▶ _DATA SECTION_
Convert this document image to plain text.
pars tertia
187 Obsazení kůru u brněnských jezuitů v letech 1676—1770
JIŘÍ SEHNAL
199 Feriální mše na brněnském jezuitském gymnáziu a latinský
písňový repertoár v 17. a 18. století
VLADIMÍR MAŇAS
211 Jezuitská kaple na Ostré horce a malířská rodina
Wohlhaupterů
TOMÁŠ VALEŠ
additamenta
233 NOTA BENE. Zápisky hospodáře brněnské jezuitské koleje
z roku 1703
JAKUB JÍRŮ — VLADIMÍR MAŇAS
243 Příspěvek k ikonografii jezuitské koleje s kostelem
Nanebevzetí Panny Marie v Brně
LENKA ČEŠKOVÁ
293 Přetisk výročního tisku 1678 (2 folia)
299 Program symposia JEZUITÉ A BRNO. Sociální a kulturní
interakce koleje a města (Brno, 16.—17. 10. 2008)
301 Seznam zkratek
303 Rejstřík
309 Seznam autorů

▶ _TASK DIRECTIONS_
Return every entry exactly as given.

▶ _RESPONSE BELOW_
Convert this document image to plain text.
pars tertia
187 Obsazení kůru u brněnských jezuitů v letech 1676—1770
JIŘÍ SEHNAL
199 Feriální mše na brněnském jezuitském gymnáziu a latinský
písňový repertoár v 17. a 18. století
VLADIMÍR MAŇAS
211 Jezuitská kaple na Ostré horce a malířská rodina
Wohlhaupterů
TOMÁŠ VALEŠ
additamenta
233 NOTA BENE. Zápisky hospodáře brněnské jezuitské koleje
z roku 1703
JAKUB JÍRŮ — VLADIMÍR MAŇAS
243 Příspěvek k ikonografii jezuitské koleje s kostelem
Nanebevzetí Panny Marie v Brně
LENKA ČEŠKOVÁ
293 Přetisk výročního tisku 1678 (2 folia)
299 Program symposia JEZUITÉ A BRNO. Sociální a kulturní
interakce koleje a města (Brno, 16.—17. 10. 2008)
301 Seznam zkratek
303 Rejstřík
309 Seznam autorů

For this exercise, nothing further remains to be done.